WRITTEN INSTRUCTION: Render the following material again verbatim, leaving nothing out.

Data entries
================================

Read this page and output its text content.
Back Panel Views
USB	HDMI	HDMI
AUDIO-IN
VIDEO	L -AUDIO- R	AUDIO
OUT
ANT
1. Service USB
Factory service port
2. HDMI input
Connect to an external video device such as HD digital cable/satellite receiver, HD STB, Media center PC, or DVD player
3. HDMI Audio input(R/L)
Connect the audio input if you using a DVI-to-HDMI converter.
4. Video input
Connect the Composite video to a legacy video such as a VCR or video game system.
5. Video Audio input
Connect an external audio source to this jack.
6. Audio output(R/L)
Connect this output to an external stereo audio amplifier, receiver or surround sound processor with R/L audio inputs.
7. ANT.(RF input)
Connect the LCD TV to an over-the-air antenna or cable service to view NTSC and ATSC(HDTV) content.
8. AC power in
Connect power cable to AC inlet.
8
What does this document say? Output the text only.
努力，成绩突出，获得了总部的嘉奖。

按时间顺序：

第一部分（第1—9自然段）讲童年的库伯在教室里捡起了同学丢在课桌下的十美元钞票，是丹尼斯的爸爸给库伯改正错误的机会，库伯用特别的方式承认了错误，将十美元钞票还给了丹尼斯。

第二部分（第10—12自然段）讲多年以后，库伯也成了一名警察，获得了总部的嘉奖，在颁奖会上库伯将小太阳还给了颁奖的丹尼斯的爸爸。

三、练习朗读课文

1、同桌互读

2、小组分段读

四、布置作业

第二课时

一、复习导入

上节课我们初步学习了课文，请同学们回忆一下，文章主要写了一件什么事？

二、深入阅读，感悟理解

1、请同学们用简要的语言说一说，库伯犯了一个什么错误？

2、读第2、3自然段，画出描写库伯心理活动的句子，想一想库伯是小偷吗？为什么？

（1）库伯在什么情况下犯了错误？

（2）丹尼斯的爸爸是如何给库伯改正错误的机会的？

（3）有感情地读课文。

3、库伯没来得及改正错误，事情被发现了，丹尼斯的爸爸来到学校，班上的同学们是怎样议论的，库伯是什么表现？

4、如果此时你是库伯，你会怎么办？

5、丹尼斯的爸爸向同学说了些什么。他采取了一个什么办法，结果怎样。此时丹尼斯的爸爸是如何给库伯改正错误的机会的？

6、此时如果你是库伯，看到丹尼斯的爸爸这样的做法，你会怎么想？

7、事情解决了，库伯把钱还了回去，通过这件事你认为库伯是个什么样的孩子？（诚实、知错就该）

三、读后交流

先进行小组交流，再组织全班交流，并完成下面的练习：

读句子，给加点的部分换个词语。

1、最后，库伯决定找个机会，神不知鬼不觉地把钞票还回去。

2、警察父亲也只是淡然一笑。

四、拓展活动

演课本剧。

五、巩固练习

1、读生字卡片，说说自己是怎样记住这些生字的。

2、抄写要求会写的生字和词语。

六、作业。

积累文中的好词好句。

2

================================

FULL ANSWER:
Read this page and output its text content.
Back Panel Views
USB	HDMI	HDMI
AUDIO-IN
VIDEO	L -AUDIO- R	AUDIO
OUT
ANT
1. Service USB
Factory service port
2. HDMI input
Connect to an external video device such as HD digital cable/satellite receiver, HD STB, Media center PC, or DVD player
3. HDMI Audio input(R/L)
Connect the audio input if you using a DVI-to-HDMI converter.
4. Video input
Connect the Composite video to a legacy video such as a VCR or video game system.
5. Video Audio input
Connect an external audio source to this jack.
6. Audio output(R/L)
Connect this output to an external stereo audio amplifier, receiver or surround sound processor with R/L audio inputs.
7. ANT.(RF input)
Connect the LCD TV to an over-the-air antenna or cable service to view NTSC and ATSC(HDTV) content.
8. AC power in
Connect power cable to AC inlet.
8
What does this document say? Output the text only.
努力，成绩突出，获得了总部的嘉奖。

按时间顺序：

第一部分（第1—9自然段）讲童年的库伯在教室里捡起了同学丢在课桌下的十美元钞票，是丹尼斯的爸爸给库伯改正错误的机会，库伯用特别的方式承认了错误，将十美元钞票还给了丹尼斯。

第二部分（第10—12自然段）讲多年以后，库伯也成了一名警察，获得了总部的嘉奖，在颁奖会上库伯将小太阳还给了颁奖的丹尼斯的爸爸。

三、练习朗读课文

1、同桌互读

2、小组分段读

四、布置作业

第二课时

一、复习导入

上节课我们初步学习了课文，请同学们回忆一下，文章主要写了一件什么事？

二、深入阅读，感悟理解

1、请同学们用简要的语言说一说，库伯犯了一个什么错误？

2、读第2、3自然段，画出描写库伯心理活动的句子，想一想库伯是小偷吗？为什么？

（1）库伯在什么情况下犯了错误？

（2）丹尼斯的爸爸是如何给库伯改正错误的机会的？

（3）有感情地读课文。

3、库伯没来得及改正错误，事情被发现了，丹尼斯的爸爸来到学校，班上的同学们是怎样议论的，库伯是什么表现？

4、如果此时你是库伯，你会怎么办？

5、丹尼斯的爸爸向同学说了些什么。他采取了一个什么办法，结果怎样。此时丹尼斯的爸爸是如何给库伯改正错误的机会的？

6、此时如果你是库伯，看到丹尼斯的爸爸这样的做法，你会怎么想？

7、事情解决了，库伯把钱还了回去，通过这件事你认为库伯是个什么样的孩子？（诚实、知错就该）

三、读后交流

先进行小组交流，再组织全班交流，并完成下面的练习：

读句子，给加点的部分换个词语。

1、最后，库伯决定找个机会，神不知鬼不觉地把钞票还回去。

2、警察父亲也只是淡然一笑。

四、拓展活动

演课本剧。

五、巩固练习

1、读生字卡片，说说自己是怎样记住这些生字的。

2、抄写要求会写的生字和词语。

六、作业。

积累文中的好词好句。

2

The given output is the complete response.